**Provided information**
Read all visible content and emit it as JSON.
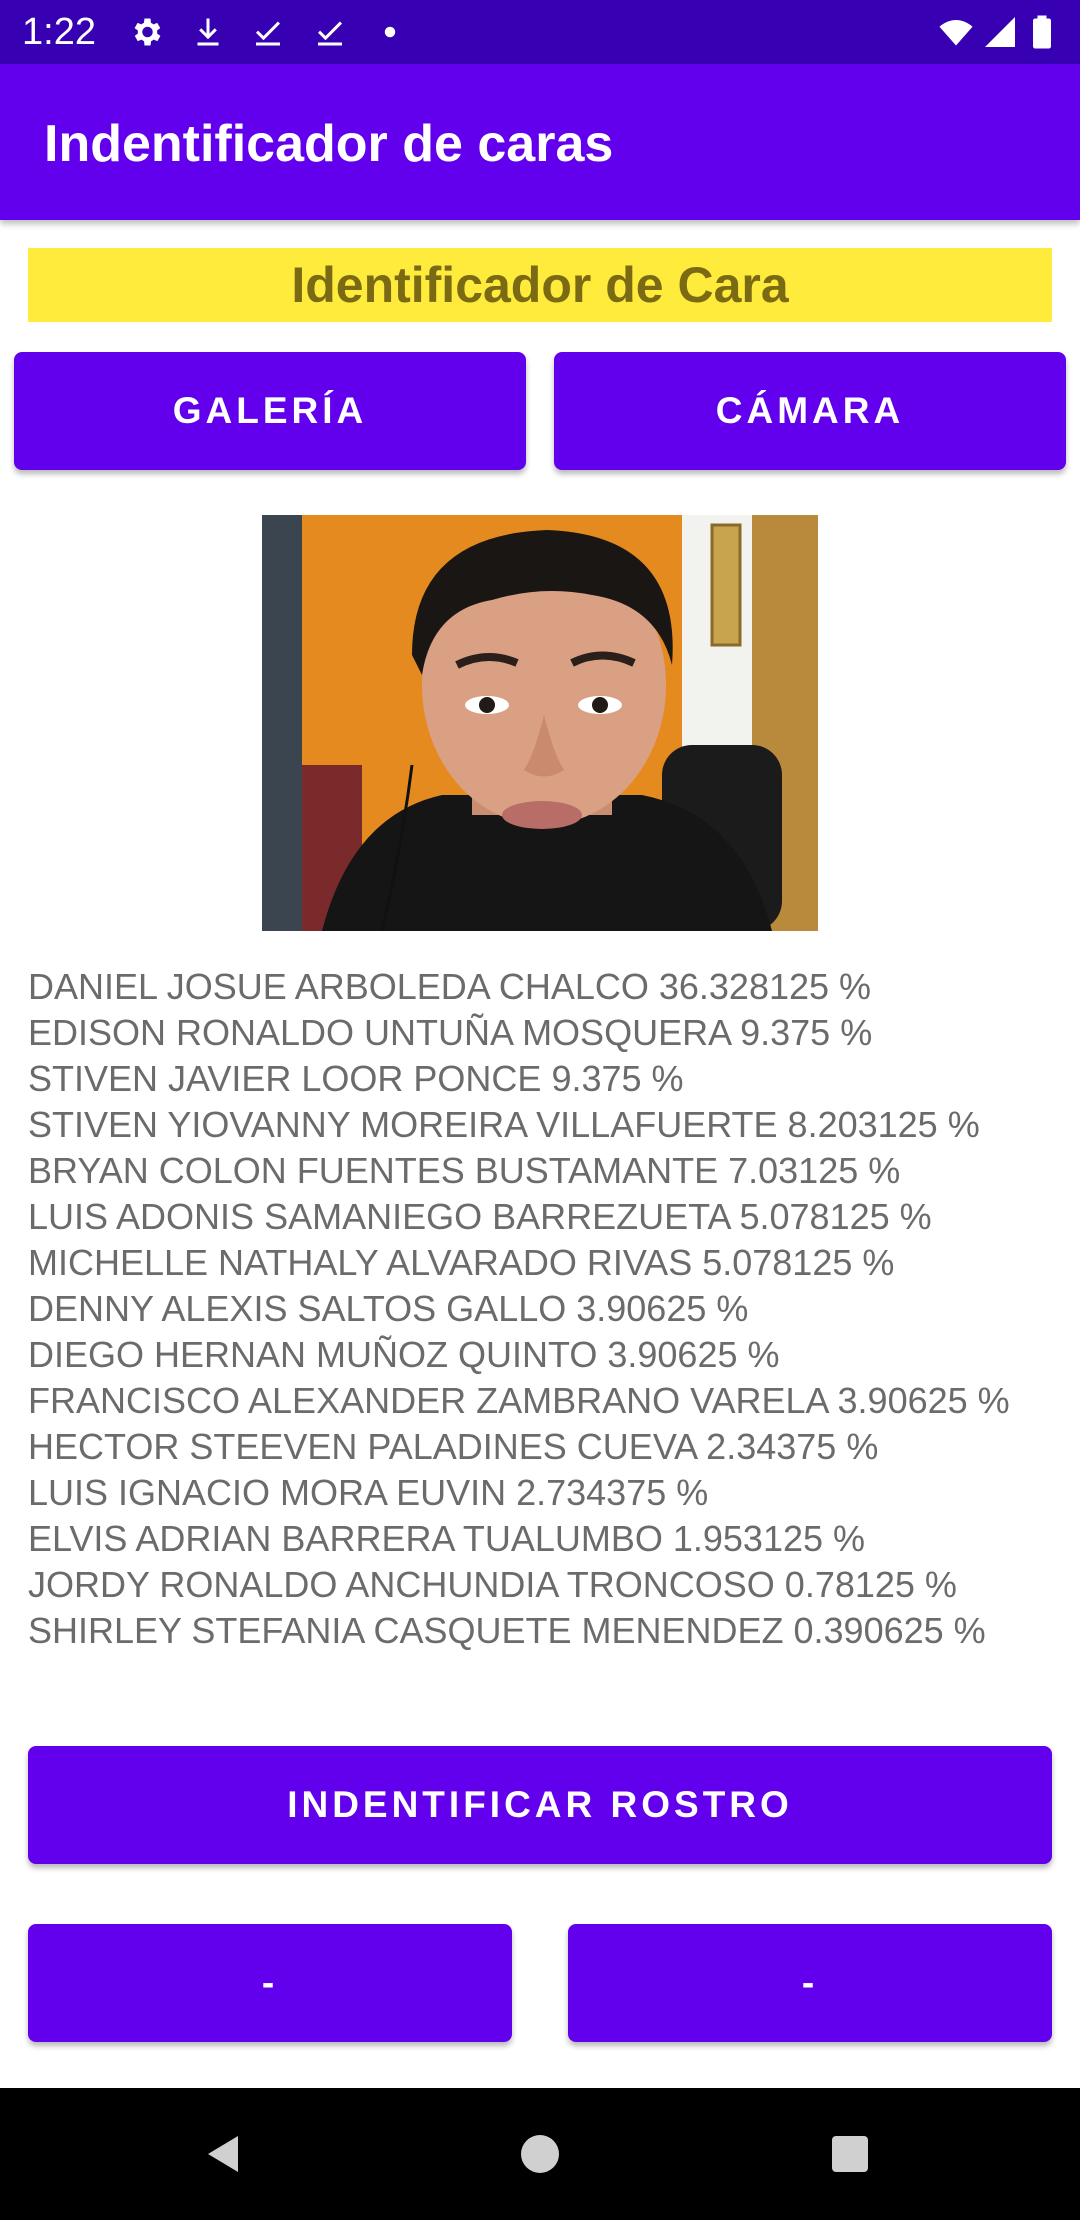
{
  "status_bar": {
    "time": "1:22",
    "icons": [
      "gear-icon",
      "download-icon",
      "check-icon",
      "check-icon",
      "dot-icon",
      "wifi-icon",
      "signal-icon",
      "battery-icon"
    ]
  },
  "app_bar": {
    "title": "Indentificador de caras"
  },
  "banner": {
    "text": "Identificador de Cara"
  },
  "buttons": {
    "gallery": "GALERÍA",
    "camera": "CÁMARA",
    "identify": "INDENTIFICAR ROSTRO",
    "left": "-",
    "right": "-"
  },
  "results": [
    "DANIEL JOSUE ARBOLEDA CHALCO 36.328125 %",
    "EDISON RONALDO UNTUÑA MOSQUERA 9.375 %",
    "STIVEN JAVIER LOOR PONCE 9.375 %",
    "STIVEN YIOVANNY MOREIRA VILLAFUERTE 8.203125 %",
    "BRYAN COLON FUENTES BUSTAMANTE 7.03125 %",
    "LUIS ADONIS SAMANIEGO BARREZUETA 5.078125 %",
    "MICHELLE NATHALY ALVARADO RIVAS 5.078125 %",
    "DENNY ALEXIS SALTOS GALLO 3.90625 %",
    "DIEGO HERNAN MUÑOZ QUINTO 3.90625 %",
    "FRANCISCO ALEXANDER ZAMBRANO VARELA 3.90625 %",
    "HECTOR STEEVEN PALADINES CUEVA 2.34375 %",
    "LUIS IGNACIO MORA EUVIN 2.734375 %",
    "ELVIS ADRIAN BARRERA TUALUMBO 1.953125 %",
    "JORDY RONALDO ANCHUNDIA TRONCOSO 0.78125 %",
    "SHIRLEY STEFANIA CASQUETE MENENDEZ 0.390625 %"
  ],
  "colors": {
    "status_bar": "#3700b3",
    "primary": "#6200ee",
    "banner_bg": "#ffeb3b",
    "banner_text": "#7a6a14",
    "result_text": "#6b6b6b",
    "nav_bar": "#000000"
  },
  "nav_bar": {
    "icons": [
      "back-icon",
      "home-icon",
      "recents-icon"
    ]
  }
}
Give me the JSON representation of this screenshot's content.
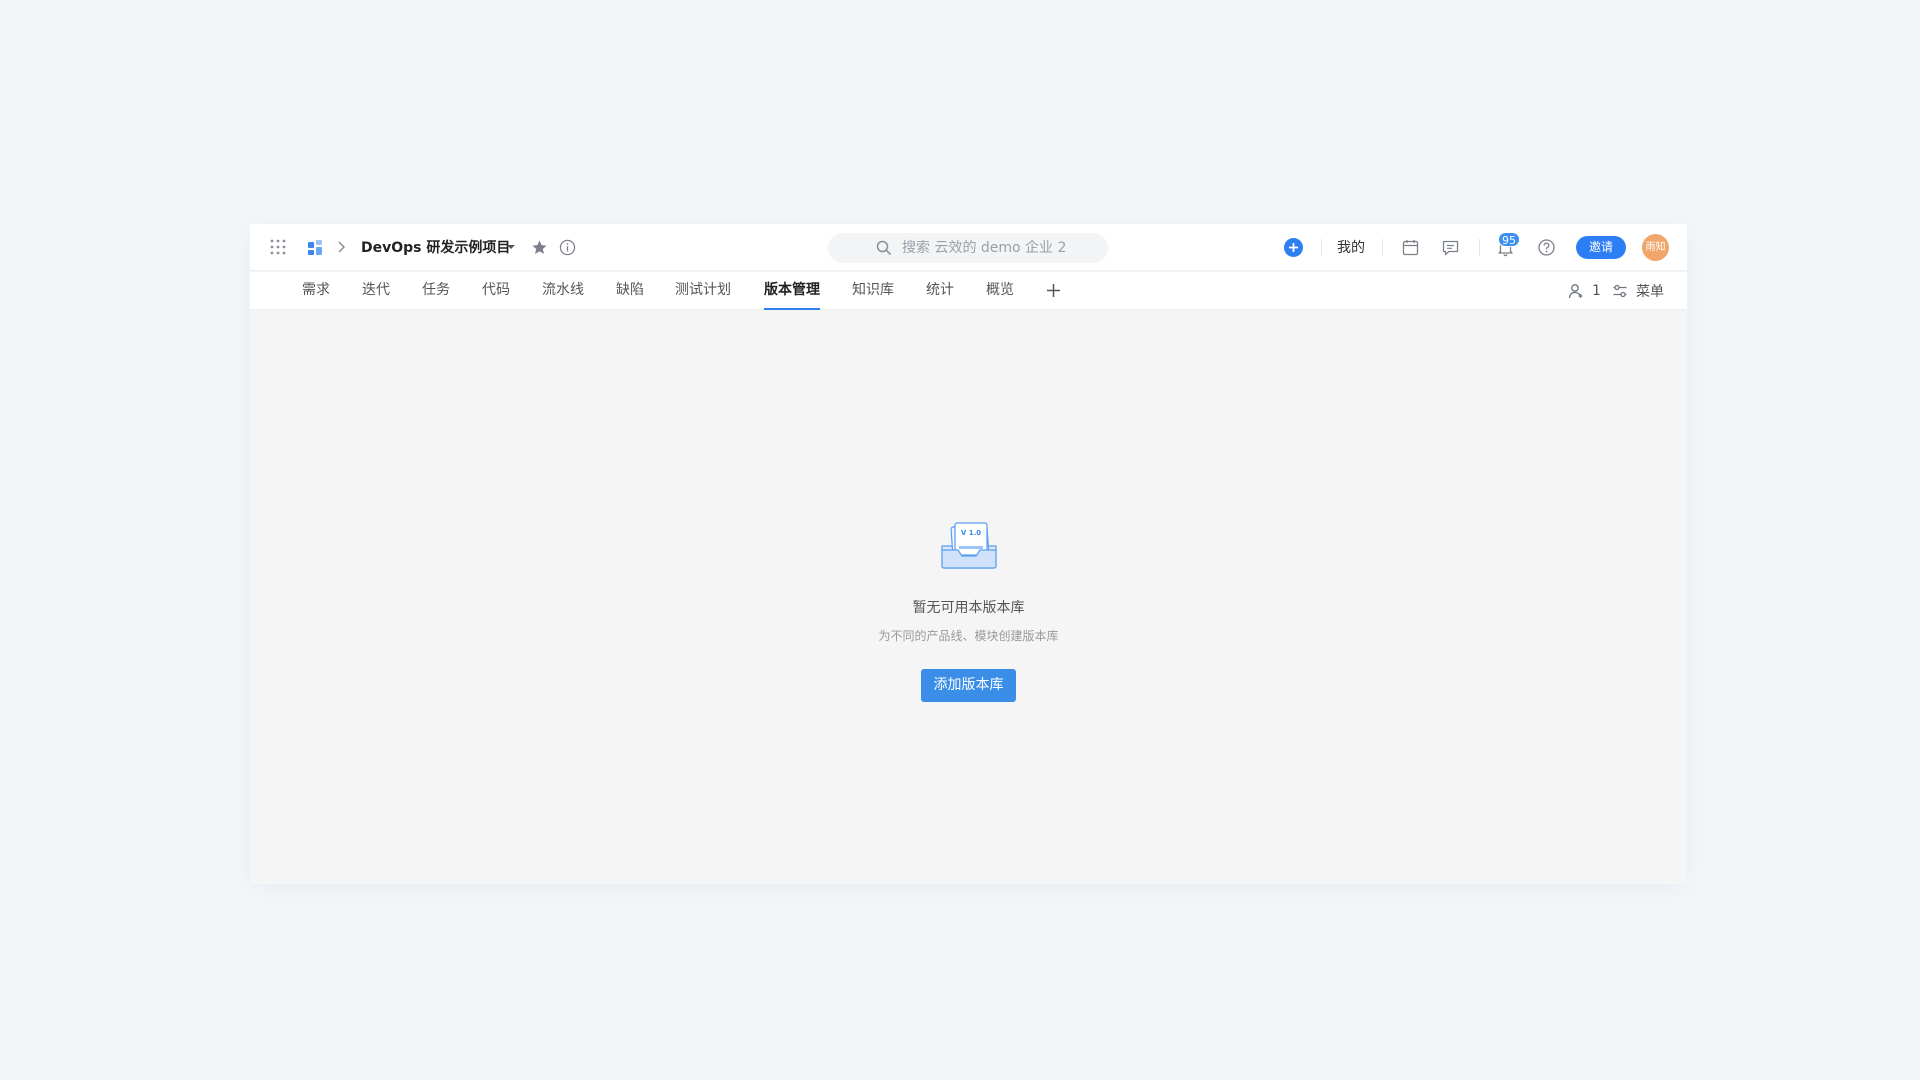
{
  "header": {
    "project_name": "DevOps 研发示例项目",
    "search_placeholder": "搜索 云效的 demo 企业 2",
    "mine_label": "我的",
    "notification_count": "95",
    "invite_label": "邀请",
    "avatar_text": "雨知"
  },
  "tabs": [
    {
      "label": "需求"
    },
    {
      "label": "迭代"
    },
    {
      "label": "任务"
    },
    {
      "label": "代码"
    },
    {
      "label": "流水线"
    },
    {
      "label": "缺陷"
    },
    {
      "label": "测试计划"
    },
    {
      "label": "版本管理",
      "active": true
    },
    {
      "label": "知识库"
    },
    {
      "label": "统计"
    },
    {
      "label": "概览"
    }
  ],
  "tabbar_right": {
    "members_count": "1",
    "menu_label": "菜单"
  },
  "empty_state": {
    "illustration_text": "V 1.0",
    "title": "暂无可用本版本库",
    "subtitle": "为不同的产品线、模块创建版本库",
    "button_label": "添加版本库"
  },
  "colors": {
    "accent": "#2f7ff0",
    "button": "#3a8ee8",
    "avatar": "#f0a56a",
    "page_bg": "#f2f6f9"
  }
}
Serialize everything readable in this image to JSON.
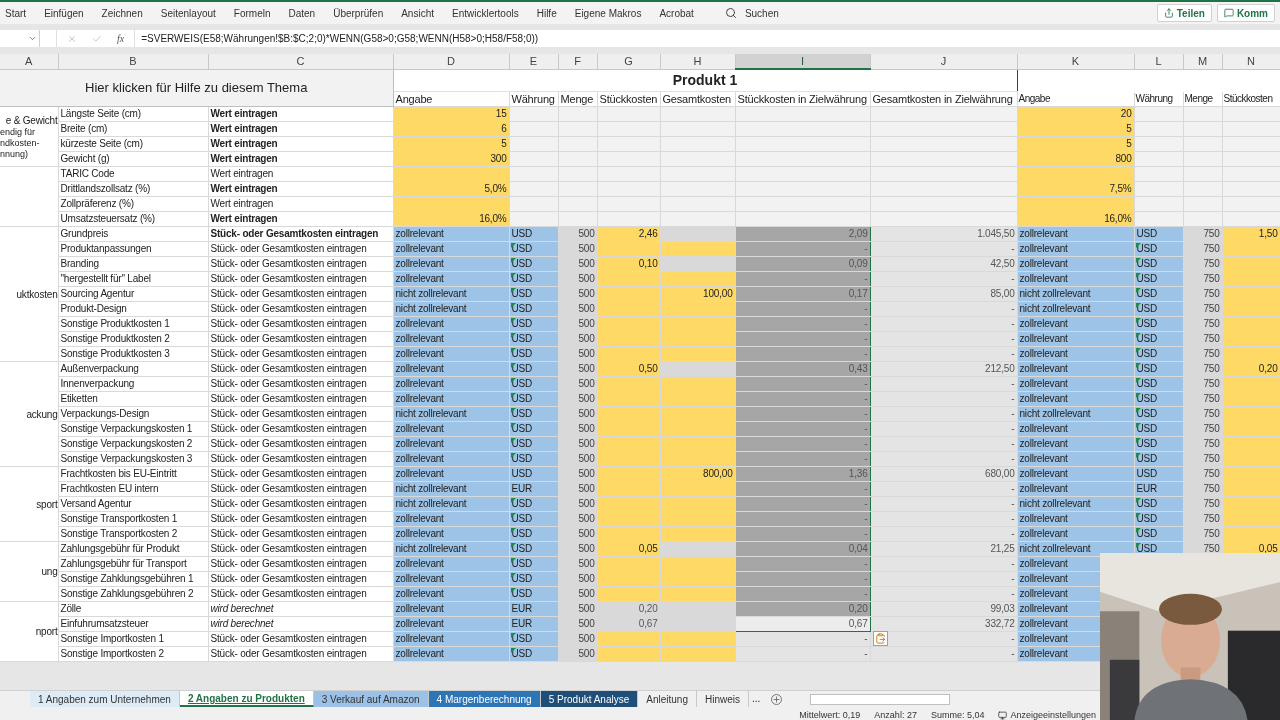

**Set task**
Copy each line that holds the word "STIVEN".

**Response to this exercise**
    "STIVEN JAVIER LOOR PONCE 9.375 %",
    "STIVEN YIOVANNY MOREIRA VILLAFUERTE 8.203125 %",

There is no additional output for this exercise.